§ What is asked:
Return a copy of every line in the records that includes the word "Ступино".

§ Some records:
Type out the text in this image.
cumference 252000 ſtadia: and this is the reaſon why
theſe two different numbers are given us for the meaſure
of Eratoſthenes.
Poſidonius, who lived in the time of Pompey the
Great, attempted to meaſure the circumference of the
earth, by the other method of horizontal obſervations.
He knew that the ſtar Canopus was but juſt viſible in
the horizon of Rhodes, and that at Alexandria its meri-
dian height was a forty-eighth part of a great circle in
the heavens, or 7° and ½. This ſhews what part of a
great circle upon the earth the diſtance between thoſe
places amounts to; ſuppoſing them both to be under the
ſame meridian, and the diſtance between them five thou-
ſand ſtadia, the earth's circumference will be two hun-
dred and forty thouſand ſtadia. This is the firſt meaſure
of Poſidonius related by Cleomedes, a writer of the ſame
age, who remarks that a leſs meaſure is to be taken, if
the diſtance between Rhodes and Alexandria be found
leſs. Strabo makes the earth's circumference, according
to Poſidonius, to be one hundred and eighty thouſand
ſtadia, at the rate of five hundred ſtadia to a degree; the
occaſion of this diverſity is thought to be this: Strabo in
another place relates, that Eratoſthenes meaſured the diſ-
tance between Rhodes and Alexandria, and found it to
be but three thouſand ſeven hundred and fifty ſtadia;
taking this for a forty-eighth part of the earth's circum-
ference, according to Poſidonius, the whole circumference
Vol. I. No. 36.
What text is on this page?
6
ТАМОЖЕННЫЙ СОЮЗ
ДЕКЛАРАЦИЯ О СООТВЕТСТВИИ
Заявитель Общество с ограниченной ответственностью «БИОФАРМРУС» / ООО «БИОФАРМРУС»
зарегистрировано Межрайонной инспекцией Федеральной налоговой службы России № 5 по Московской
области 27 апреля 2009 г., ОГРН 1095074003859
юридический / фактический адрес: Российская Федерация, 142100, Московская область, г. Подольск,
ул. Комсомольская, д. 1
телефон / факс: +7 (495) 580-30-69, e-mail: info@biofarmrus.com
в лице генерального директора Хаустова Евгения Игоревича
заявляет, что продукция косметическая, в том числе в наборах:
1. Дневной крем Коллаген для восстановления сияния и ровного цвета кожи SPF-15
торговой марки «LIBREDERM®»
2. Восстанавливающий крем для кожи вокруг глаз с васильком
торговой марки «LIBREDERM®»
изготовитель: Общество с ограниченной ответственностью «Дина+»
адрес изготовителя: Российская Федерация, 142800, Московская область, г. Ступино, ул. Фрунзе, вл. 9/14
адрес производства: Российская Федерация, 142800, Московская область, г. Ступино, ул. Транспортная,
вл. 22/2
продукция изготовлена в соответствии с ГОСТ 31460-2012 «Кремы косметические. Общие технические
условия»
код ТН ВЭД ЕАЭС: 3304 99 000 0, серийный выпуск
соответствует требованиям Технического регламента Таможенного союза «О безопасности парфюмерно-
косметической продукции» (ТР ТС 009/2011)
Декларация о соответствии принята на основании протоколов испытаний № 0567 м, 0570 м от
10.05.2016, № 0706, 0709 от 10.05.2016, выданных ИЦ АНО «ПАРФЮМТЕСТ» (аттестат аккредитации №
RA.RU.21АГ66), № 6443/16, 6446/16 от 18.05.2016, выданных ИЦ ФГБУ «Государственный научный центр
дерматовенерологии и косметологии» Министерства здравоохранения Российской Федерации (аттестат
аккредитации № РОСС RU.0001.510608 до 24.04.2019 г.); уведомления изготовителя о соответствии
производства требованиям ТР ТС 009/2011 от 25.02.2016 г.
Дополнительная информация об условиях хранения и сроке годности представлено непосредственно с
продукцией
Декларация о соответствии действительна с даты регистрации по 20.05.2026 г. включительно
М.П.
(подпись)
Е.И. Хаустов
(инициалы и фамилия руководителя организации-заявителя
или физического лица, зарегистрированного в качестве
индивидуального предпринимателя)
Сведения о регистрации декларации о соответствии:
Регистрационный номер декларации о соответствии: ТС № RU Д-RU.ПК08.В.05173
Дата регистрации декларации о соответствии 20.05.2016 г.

§ Reply:
адрес изготовителя: Российская Федерация, 142800, Московская область, г. Ступино, ул. Фрунзе, вл. 9/14
адрес производства: Российская Федерация, 142800, Московская область, г. Ступино, ул. Транспортная,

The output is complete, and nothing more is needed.